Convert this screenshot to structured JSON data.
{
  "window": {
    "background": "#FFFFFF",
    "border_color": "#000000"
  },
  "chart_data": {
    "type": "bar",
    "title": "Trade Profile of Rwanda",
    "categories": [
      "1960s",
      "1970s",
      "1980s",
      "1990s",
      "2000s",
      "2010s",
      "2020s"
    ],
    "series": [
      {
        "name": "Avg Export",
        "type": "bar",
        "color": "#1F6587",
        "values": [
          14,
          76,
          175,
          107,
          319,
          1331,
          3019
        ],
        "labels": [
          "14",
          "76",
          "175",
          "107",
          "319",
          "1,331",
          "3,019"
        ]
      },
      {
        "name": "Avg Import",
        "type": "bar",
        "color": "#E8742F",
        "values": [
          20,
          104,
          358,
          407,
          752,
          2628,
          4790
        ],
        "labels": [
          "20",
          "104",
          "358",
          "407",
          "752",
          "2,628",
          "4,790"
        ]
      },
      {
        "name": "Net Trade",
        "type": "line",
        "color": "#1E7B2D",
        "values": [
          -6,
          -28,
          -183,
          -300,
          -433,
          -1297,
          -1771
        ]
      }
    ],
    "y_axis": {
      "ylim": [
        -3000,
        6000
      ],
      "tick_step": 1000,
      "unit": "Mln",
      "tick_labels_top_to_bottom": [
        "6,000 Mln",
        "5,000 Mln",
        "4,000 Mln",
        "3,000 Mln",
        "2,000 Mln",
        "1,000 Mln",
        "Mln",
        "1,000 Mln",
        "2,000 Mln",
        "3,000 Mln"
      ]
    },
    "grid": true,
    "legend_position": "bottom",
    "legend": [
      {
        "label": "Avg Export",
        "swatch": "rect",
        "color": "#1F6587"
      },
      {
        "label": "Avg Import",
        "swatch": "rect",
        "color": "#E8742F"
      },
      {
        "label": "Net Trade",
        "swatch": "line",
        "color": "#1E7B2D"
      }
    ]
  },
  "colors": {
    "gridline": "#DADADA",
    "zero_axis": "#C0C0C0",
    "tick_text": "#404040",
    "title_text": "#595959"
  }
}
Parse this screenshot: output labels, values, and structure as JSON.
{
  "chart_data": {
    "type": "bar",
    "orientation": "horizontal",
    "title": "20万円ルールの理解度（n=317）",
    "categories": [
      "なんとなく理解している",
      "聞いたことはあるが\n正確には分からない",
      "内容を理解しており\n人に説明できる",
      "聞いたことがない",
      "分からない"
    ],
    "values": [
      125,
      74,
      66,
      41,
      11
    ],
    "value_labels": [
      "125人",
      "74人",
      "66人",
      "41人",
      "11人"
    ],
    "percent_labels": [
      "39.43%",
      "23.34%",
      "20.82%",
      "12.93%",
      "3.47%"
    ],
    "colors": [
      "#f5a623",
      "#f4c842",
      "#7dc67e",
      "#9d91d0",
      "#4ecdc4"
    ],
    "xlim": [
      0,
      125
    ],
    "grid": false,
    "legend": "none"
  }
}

━━━

WHAT IS BEING ASKED –
Repeat exactly, and only, the lines of the records above, starting with the line that contains "Parse this screenshot: output" and ending with the final line, both included.

RESPONSE BELOW –
Parse this screenshot: output labels, values, and structure as JSON.
{
  "chart_data": {
    "type": "bar",
    "orientation": "horizontal",
    "title": "20万円ルールの理解度（n=317）",
    "categories": [
      "なんとなく理解している",
      "聞いたことはあるが\n正確には分からない",
      "内容を理解しており\n人に説明できる",
      "聞いたことがない",
      "分からない"
    ],
    "values": [
      125,
      74,
      66,
      41,
      11
    ],
    "value_labels": [
      "125人",
      "74人",
      "66人",
      "41人",
      "11人"
    ],
    "percent_labels": [
      "39.43%",
      "23.34%",
      "20.82%",
      "12.93%",
      "3.47%"
    ],
    "colors": [
      "#f5a623",
      "#f4c842",
      "#7dc67e",
      "#9d91d0",
      "#4ecdc4"
    ],
    "xlim": [
      0,
      125
    ],
    "grid": false,
    "legend": "none"
  }
}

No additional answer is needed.